Dataset items
::::::::::

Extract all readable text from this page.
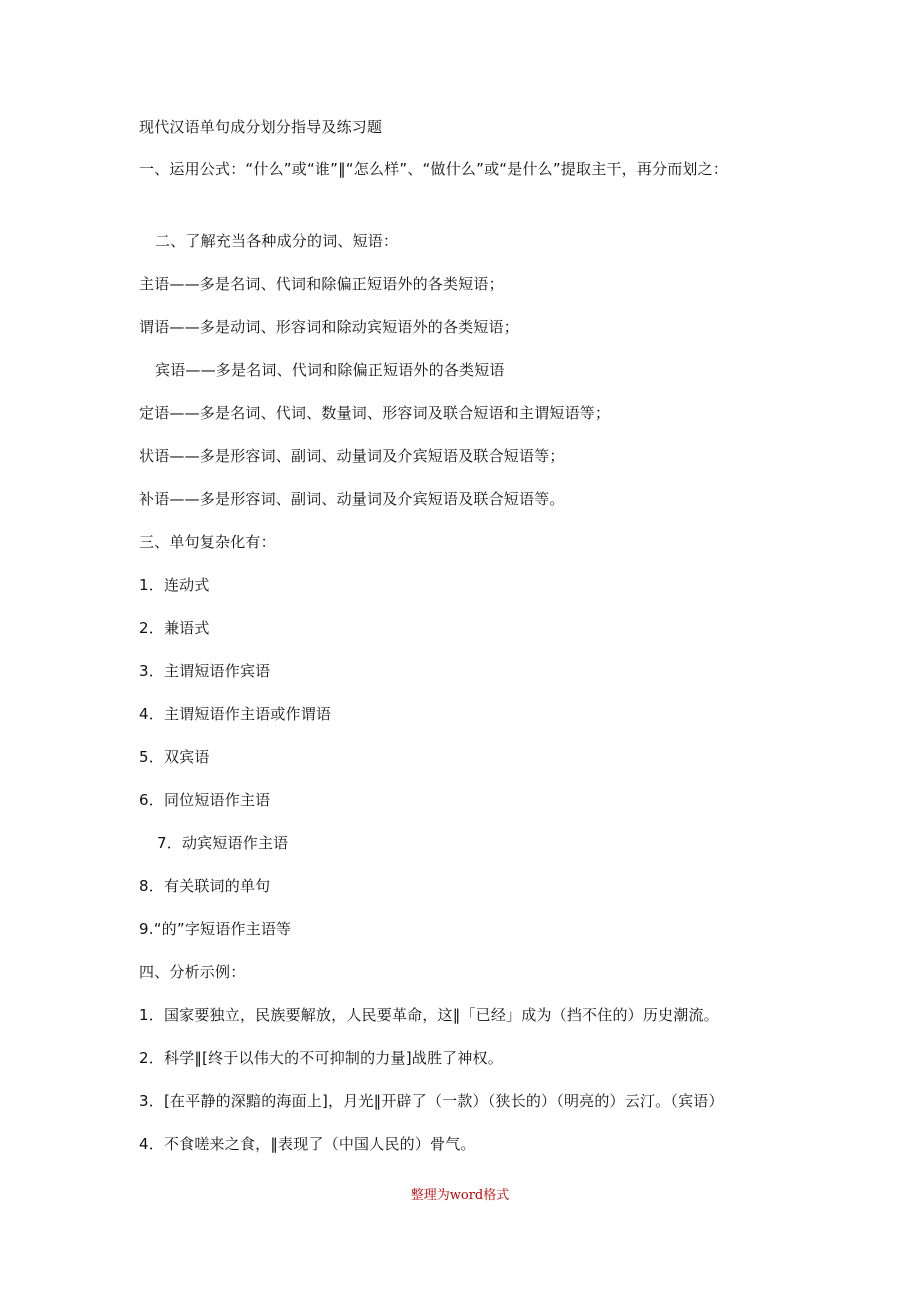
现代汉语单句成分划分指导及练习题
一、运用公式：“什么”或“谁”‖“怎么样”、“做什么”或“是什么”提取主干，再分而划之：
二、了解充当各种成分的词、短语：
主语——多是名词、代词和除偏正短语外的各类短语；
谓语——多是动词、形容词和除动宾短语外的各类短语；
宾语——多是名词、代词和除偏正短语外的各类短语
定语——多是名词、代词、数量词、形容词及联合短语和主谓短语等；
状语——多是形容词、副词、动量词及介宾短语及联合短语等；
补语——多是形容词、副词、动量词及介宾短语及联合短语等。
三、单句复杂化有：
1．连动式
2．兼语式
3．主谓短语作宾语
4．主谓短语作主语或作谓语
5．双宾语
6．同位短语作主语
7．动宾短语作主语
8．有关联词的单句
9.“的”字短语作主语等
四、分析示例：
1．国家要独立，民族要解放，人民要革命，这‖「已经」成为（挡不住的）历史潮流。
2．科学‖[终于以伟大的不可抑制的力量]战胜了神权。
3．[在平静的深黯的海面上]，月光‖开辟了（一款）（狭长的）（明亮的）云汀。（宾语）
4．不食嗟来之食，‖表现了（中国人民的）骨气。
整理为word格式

::::::::::

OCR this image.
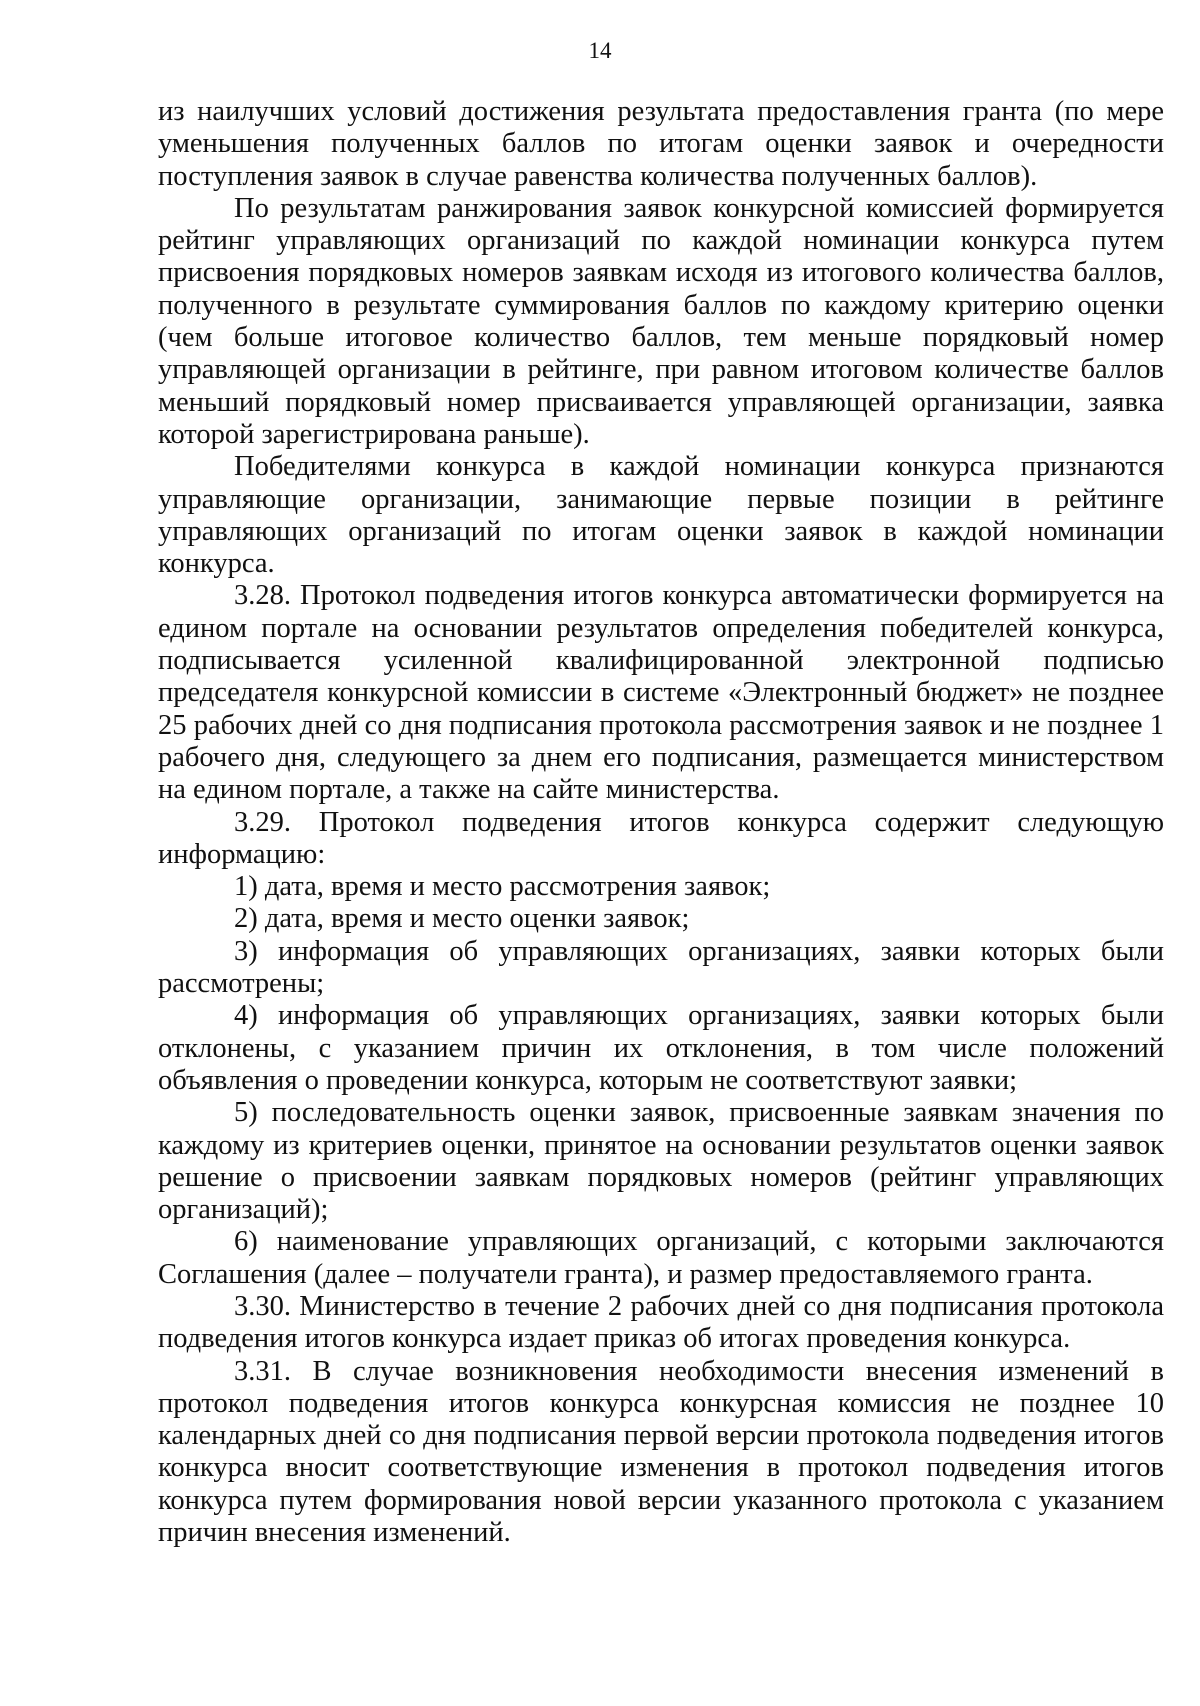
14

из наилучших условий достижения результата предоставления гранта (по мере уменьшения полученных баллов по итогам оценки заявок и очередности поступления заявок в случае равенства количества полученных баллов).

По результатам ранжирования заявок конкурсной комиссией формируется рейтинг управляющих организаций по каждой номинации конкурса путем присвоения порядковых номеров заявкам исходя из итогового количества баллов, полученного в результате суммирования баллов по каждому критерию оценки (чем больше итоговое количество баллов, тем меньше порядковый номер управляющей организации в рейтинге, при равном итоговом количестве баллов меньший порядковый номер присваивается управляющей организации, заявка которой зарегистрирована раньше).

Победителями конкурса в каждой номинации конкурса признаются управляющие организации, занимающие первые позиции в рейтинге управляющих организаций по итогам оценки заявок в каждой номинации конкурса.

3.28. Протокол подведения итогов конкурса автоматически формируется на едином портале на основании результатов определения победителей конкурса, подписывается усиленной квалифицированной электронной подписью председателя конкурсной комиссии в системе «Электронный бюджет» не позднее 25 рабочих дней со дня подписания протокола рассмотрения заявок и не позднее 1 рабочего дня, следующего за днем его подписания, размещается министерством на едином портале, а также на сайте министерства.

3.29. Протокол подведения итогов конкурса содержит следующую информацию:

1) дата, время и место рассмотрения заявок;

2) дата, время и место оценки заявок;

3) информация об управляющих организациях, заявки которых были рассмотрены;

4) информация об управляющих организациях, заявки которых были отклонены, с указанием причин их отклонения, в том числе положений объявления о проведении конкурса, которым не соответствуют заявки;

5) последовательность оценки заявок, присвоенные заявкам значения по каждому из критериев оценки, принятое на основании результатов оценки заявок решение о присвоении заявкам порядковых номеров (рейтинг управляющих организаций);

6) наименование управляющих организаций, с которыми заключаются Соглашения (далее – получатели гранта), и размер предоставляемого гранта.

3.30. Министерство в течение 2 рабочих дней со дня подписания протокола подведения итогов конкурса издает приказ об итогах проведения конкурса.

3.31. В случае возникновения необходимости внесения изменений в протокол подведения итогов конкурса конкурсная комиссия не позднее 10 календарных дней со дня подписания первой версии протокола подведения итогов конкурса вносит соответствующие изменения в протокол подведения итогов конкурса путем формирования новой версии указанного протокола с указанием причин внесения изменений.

::::::::::

* Written problem
Select every line of the material above holding the word "которых" and copy it.

* Response to the task
3) информация об управляющих организациях, заявки которых были рассмотрены;
4) информация об управляющих организациях, заявки которых были отклонены, с указанием причин их отклонения, в том числе положений объявления о проведении конкурса, которым не соответствуют заявки;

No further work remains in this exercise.